• **Fragmento del texto**:
ANTONIO BURGOS | EL RECUADRO


Del ¡ojú, qué frío! al ¡esa puerta!

SÉ de una madre amantísima que en verano, cuando va con sus niños al Cortinglés y las criaturas se mueren de frío por lo fuerte que tienen puesto el aire acondicionado, se acerca donde los chalequitos de punto y les compra con la tarjeta uno a cada uno de ellos y se los pone en pleno mes de agosto, teniendo el cuidado de no quitarles la etiqueta. De modo que las criaturitas entran en calor el tiempo que están allí. Transcurrido el cual, y cuando se van a ir, coge, les quita a los chalequitos con su etiqueta, los vuelve a meter en la bolsa y los descambia en la primera caja que se encuentra, donde le descargan en la tarjeta el cargo que le hicieron hace apenas hora y media.

Y sé de un señor muy viajero y viajado que cuando en pleno mes de julio, con las grandes calores, llega al Ave en la estación de Atocha, primero echa a los dos pingüinos que se encuentra en su asiento, encantados con el frío del aire acondicionado a bordo, y después hace siempre lo mismo: le pide una manta a la azafata que está haciendo puerta hasta que el tren arranca. Y ante el nanai azafatero, argumenta: ¿No dan mantas en los aviones, que hace mucho menos frío, por qué no las dan ustedes en este Polo Norte que es el Ave en verano?

Les confieso que en el Ave, en agosto, yo he pasado bastante más frío que en Moscú en febrero. En el mes de agosto, la mínima de España no la da Panticosa, qué va: la da el vagón número 3 del Ave de Sevilla a Madrid, que como se entere la Unesco lo declara reserva de la biosfera a efectos de que estén allí en todo lo suyo los pingüinos, las focas, los osos polares y los leones marinos.

Por todo lo cual estaría muy bien el decreto del Gobierno que prohíbe que en los locales públicos el aire acondicionado baje de los 26 grados en verano ni la calefacción suba de los 21 en invierno. Estaría muy bien a efectos de los sarampiones menuítos que incluso los andaluces del «¡ojú, qué frío!» del poema de José Hierro cogemos en invierno en Madrid, con esas calefacciones de tener que abrir las ventanas para que no te dé algo. Estaría muy bien a efectos de que Papá Noel, cuando llega por las chimeneas de Madrid, no se tenga que quitar toda la ropa y se quede en camiseta y calzones blancos, porque se asa mientras les está dejando los juguetes a los niños.

• **Información proporcionada**:
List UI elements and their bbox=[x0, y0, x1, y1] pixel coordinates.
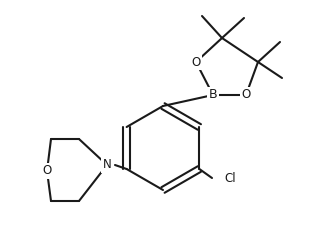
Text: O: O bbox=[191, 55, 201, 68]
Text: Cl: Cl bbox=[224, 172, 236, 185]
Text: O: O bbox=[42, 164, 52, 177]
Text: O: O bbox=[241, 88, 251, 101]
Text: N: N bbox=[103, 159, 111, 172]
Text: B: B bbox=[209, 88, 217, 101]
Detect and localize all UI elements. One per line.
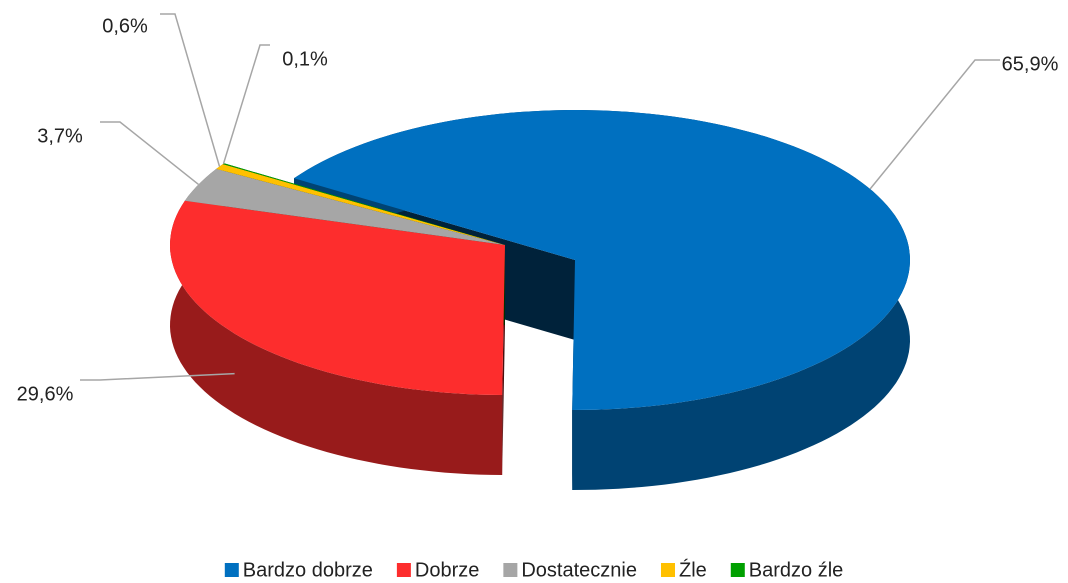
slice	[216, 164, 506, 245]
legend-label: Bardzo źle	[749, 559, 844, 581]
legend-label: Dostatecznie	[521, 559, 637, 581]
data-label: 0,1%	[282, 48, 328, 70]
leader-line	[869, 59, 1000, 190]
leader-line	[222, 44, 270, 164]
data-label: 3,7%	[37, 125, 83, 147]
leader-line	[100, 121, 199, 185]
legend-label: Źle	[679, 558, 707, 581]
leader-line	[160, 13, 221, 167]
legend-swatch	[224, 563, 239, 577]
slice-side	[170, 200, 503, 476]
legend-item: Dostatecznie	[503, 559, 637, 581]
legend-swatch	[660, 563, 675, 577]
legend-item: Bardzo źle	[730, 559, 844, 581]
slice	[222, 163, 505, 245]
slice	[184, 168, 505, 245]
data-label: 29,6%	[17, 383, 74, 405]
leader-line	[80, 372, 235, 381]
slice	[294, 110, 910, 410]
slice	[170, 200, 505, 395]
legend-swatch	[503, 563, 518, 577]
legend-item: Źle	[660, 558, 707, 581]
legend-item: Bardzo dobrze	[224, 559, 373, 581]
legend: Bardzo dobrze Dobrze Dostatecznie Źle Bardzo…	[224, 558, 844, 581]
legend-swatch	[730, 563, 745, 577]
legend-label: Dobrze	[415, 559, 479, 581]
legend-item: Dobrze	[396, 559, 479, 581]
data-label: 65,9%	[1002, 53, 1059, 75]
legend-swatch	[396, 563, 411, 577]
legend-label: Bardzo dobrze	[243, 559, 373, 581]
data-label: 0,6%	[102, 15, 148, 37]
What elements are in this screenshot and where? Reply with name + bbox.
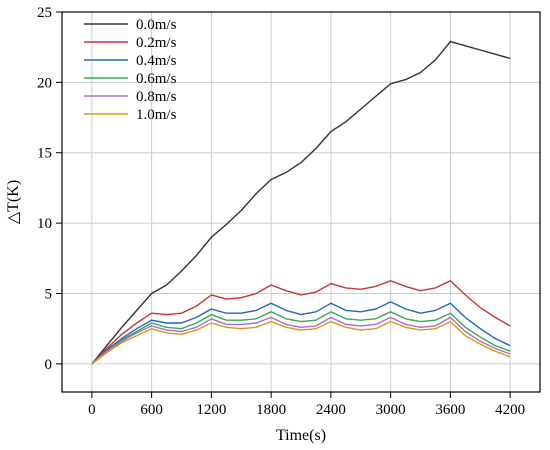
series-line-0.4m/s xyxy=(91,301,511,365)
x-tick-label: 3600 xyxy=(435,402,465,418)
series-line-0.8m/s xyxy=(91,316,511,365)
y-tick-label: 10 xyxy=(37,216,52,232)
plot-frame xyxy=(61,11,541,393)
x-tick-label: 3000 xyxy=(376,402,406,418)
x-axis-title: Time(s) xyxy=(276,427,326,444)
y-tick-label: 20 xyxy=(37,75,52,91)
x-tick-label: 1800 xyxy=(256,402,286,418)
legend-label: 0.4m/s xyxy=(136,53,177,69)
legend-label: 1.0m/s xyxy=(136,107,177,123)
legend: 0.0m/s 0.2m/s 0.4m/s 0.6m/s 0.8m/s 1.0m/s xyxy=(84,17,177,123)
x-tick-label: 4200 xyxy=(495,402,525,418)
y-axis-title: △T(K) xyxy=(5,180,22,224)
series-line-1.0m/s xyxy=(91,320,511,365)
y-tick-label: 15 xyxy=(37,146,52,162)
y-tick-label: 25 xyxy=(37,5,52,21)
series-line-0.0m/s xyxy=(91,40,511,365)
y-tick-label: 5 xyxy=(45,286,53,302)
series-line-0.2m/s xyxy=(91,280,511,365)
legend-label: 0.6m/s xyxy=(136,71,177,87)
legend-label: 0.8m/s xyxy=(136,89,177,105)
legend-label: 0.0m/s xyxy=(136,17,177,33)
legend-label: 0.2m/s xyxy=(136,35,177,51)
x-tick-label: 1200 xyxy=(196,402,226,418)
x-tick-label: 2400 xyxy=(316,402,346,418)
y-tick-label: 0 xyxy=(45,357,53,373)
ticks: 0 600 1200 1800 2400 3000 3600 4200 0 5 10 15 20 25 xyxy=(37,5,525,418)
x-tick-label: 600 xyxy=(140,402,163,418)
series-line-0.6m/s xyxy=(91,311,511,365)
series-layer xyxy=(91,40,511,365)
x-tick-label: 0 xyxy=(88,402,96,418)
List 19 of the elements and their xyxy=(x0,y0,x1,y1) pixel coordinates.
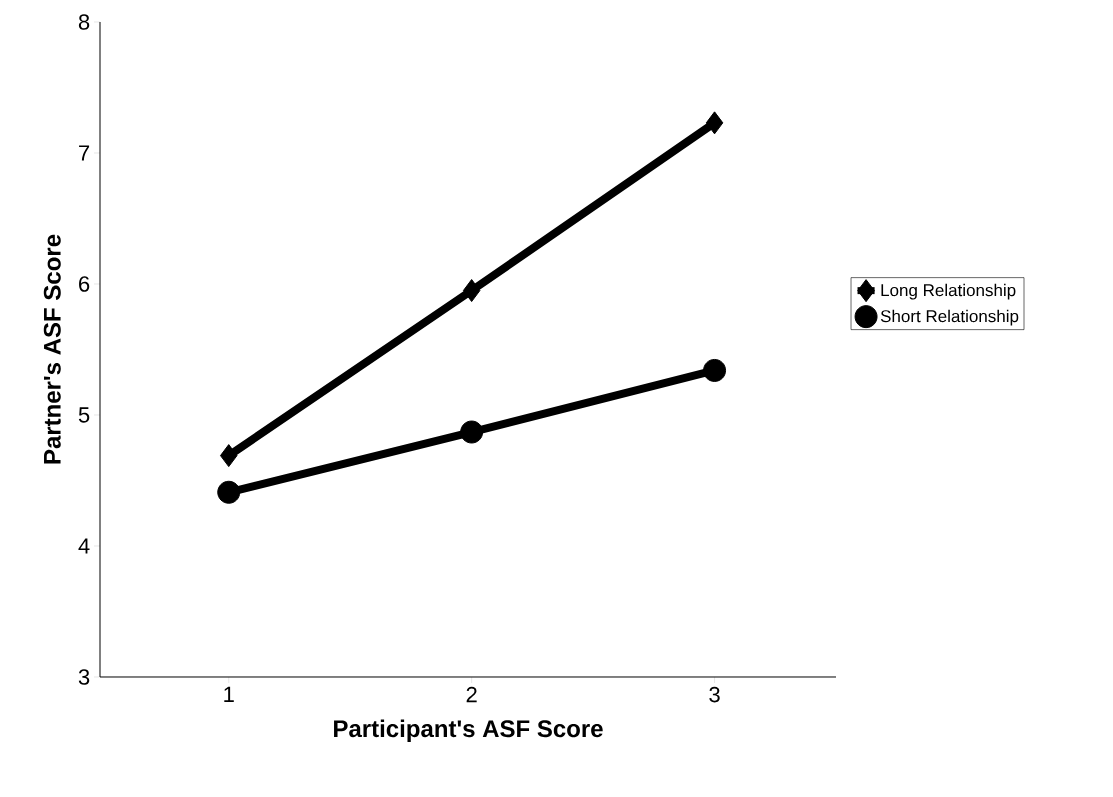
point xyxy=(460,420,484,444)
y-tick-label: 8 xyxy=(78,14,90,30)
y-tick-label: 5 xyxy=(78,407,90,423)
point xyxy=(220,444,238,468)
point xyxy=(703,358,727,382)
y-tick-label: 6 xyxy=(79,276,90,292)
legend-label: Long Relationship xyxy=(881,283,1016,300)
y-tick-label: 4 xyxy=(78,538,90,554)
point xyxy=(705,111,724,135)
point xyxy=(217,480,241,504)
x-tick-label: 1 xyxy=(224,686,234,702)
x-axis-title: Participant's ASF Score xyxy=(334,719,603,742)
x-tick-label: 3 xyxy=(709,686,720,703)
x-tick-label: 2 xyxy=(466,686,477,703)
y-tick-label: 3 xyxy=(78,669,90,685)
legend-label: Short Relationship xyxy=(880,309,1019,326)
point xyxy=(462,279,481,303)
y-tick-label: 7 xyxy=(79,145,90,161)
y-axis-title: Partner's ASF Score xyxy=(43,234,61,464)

...

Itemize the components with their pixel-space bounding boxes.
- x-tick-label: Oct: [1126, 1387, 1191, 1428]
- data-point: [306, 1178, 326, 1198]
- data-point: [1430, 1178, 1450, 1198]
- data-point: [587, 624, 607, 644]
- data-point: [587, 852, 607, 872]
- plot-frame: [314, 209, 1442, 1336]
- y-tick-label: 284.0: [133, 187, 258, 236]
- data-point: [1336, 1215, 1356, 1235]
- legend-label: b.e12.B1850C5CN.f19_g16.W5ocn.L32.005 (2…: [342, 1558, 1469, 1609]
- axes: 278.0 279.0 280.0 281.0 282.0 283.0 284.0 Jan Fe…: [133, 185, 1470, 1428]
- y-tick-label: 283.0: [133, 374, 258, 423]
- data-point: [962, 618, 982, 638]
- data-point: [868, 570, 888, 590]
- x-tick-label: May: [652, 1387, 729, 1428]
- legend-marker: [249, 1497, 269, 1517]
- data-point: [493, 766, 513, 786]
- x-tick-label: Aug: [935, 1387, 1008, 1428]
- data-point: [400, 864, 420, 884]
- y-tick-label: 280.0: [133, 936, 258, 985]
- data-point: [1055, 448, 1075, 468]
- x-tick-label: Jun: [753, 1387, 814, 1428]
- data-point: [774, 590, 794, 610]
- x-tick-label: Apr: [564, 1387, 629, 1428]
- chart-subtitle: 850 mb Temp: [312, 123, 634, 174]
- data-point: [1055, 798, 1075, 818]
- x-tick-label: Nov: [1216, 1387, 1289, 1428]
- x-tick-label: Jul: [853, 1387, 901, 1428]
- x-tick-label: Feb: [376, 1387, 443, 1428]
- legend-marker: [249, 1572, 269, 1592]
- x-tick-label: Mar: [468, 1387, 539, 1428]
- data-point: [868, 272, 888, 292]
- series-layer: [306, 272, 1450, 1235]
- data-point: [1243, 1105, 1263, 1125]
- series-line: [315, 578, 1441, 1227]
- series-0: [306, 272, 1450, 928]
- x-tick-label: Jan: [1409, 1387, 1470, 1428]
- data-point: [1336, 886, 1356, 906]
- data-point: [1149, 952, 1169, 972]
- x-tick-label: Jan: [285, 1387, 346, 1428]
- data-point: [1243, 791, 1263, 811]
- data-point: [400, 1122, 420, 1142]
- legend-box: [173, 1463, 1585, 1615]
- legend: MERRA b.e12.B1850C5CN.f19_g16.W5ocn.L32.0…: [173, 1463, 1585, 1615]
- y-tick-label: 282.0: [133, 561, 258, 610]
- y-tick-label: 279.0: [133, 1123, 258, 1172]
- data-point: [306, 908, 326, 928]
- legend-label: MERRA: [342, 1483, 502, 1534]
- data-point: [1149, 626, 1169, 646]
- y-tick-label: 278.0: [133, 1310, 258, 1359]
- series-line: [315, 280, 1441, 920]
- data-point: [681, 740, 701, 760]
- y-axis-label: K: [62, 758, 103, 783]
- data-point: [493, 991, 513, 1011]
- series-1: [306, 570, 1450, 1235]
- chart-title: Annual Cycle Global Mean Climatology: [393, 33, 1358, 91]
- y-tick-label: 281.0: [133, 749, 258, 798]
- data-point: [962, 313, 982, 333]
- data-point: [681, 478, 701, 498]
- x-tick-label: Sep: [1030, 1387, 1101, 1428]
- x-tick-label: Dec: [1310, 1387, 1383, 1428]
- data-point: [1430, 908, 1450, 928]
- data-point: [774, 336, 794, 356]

• **Enunciado del ejercicio**: Extrae de la columna sobre el aire acondicionado, sin cambiar nada, el pasaje que va desde "Les confieso que" hasta "los leones marinos.".

• **Ejercicio resuelto**:
Les confieso que en el Ave, en agosto, yo he pasado bastante más frío que en Moscú en febrero. En el mes de agosto, la mínima de España no la da Panticosa, qué va: la da el vagón número 3 del Ave de Sevilla a Madrid, que como se entere la Unesco lo declara reserva de la biosfera a efectos de que estén allí en todo lo suyo los pingüinos, las focas, los osos polares y los leones marinos.